* **Given exercise**
Search the records below for the word "Product". Pull out each line that has it.

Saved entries

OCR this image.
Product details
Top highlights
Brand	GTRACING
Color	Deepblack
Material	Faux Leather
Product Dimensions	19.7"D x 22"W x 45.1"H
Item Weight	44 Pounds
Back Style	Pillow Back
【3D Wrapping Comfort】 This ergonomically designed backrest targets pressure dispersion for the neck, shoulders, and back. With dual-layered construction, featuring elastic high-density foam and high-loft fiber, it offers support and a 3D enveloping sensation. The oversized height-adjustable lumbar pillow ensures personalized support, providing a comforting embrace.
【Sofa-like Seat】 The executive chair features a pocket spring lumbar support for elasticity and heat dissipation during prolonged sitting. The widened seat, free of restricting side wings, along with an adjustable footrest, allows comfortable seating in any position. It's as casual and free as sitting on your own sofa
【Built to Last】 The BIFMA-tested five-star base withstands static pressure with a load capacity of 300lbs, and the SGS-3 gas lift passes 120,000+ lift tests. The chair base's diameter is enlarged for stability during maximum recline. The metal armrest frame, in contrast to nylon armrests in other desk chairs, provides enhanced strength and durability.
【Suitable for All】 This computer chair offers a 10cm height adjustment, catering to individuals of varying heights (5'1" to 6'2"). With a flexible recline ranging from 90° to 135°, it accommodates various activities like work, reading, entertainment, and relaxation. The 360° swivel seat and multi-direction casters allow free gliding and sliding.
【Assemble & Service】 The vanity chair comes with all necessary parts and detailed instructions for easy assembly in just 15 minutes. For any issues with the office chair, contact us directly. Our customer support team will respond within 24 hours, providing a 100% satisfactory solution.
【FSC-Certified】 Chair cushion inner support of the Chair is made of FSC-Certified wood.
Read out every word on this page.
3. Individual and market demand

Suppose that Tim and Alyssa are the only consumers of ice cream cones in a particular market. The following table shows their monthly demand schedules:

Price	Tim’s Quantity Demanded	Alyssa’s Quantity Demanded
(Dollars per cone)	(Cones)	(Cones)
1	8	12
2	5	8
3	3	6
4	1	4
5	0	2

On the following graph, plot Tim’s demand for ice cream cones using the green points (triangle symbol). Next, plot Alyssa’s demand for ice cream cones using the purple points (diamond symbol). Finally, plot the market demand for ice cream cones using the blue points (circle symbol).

* **Exercise output**
Product details
Product Dimensions	19.7"D x 22"W x 45.1"H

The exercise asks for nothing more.